● **AIM**
Where a line contains the word "JSON", copy that line.

..........

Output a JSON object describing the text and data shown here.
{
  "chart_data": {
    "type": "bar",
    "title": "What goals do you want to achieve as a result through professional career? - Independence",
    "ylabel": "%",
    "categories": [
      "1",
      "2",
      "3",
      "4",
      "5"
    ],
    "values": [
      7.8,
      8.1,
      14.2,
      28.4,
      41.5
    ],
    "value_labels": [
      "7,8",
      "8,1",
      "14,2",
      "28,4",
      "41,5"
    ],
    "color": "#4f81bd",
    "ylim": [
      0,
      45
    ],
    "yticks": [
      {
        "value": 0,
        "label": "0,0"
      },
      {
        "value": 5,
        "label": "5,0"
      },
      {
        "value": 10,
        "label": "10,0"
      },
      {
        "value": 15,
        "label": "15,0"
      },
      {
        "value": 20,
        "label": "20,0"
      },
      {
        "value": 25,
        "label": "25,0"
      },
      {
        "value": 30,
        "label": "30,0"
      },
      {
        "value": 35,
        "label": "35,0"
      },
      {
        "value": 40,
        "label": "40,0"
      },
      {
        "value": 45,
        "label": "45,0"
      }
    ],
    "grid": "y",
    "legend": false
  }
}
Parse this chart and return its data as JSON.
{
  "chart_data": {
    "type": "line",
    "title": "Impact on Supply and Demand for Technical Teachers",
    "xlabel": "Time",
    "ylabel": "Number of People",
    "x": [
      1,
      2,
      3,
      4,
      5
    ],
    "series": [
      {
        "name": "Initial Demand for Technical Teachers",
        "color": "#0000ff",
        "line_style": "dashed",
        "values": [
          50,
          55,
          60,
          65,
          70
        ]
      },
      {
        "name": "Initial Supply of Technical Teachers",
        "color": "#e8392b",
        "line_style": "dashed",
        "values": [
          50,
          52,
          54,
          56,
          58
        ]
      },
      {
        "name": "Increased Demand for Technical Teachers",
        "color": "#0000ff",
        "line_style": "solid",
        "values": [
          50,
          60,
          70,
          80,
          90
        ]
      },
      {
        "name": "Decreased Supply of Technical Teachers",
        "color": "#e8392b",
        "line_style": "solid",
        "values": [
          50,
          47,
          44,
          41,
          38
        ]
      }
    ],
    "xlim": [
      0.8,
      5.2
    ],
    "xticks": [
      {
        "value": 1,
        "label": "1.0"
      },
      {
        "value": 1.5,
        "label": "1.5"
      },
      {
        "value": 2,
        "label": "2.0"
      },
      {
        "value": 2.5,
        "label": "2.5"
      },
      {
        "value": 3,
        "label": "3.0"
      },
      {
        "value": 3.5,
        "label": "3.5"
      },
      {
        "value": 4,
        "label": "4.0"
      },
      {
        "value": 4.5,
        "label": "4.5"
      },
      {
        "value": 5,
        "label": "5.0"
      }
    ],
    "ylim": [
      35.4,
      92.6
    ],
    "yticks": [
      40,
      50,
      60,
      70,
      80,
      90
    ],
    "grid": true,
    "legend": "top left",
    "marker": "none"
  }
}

..........

● **CORRECT OUTPUT**
Output a JSON object describing the text and data shown here.
Parse this chart and return its data as JSON.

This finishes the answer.